Collection entries
# # #

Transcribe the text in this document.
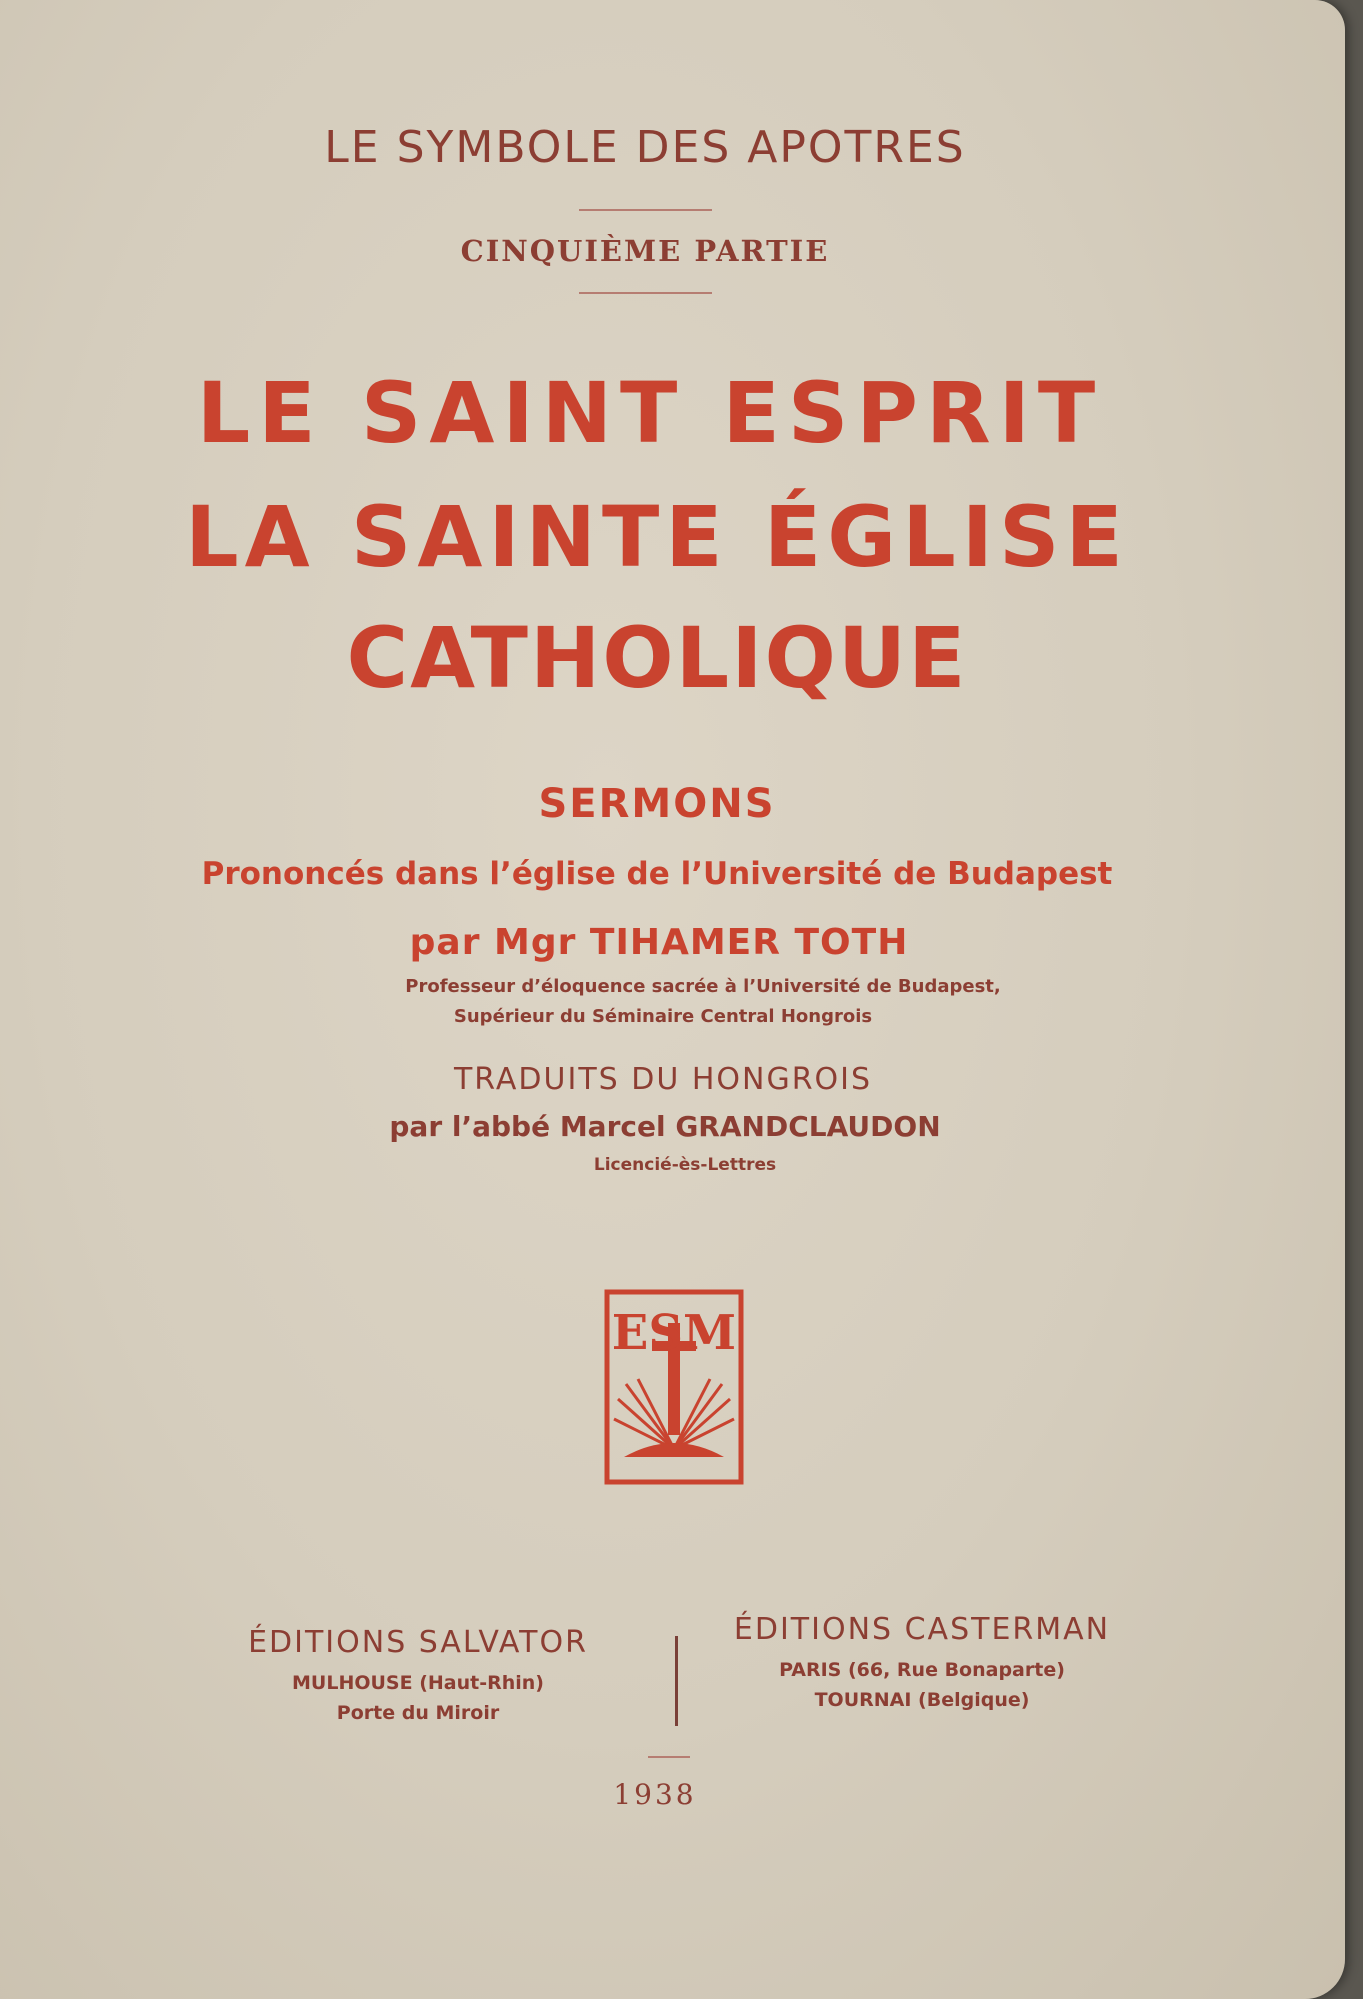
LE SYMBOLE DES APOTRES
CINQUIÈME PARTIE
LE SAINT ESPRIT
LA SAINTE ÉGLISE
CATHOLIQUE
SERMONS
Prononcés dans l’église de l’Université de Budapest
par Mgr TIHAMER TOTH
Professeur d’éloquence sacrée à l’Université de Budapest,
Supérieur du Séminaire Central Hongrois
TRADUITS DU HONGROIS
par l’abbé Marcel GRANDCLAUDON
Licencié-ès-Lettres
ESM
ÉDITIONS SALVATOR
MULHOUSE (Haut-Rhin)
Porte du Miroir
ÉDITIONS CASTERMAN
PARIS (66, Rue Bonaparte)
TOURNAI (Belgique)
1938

# # #

Set down all the entries exactly as they appear, but skip any pictures.

EXPECTED ANSWER:
Transcribe the text in this document.
LE SYMBOLE DES APOTRES
CINQUIÈME PARTIE
LE SAINT ESPRIT
LA SAINTE ÉGLISE
CATHOLIQUE
SERMONS
Prononcés dans l’église de l’Université de Budapest
par Mgr TIHAMER TOTH
Professeur d’éloquence sacrée à l’Université de Budapest,
Supérieur du Séminaire Central Hongrois
TRADUITS DU HONGROIS
par l’abbé Marcel GRANDCLAUDON
Licencié-ès-Lettres
ESM
ÉDITIONS SALVATOR
MULHOUSE (Haut-Rhin)
Porte du Miroir
ÉDITIONS CASTERMAN
PARIS (66, Rue Bonaparte)
TOURNAI (Belgique)
1938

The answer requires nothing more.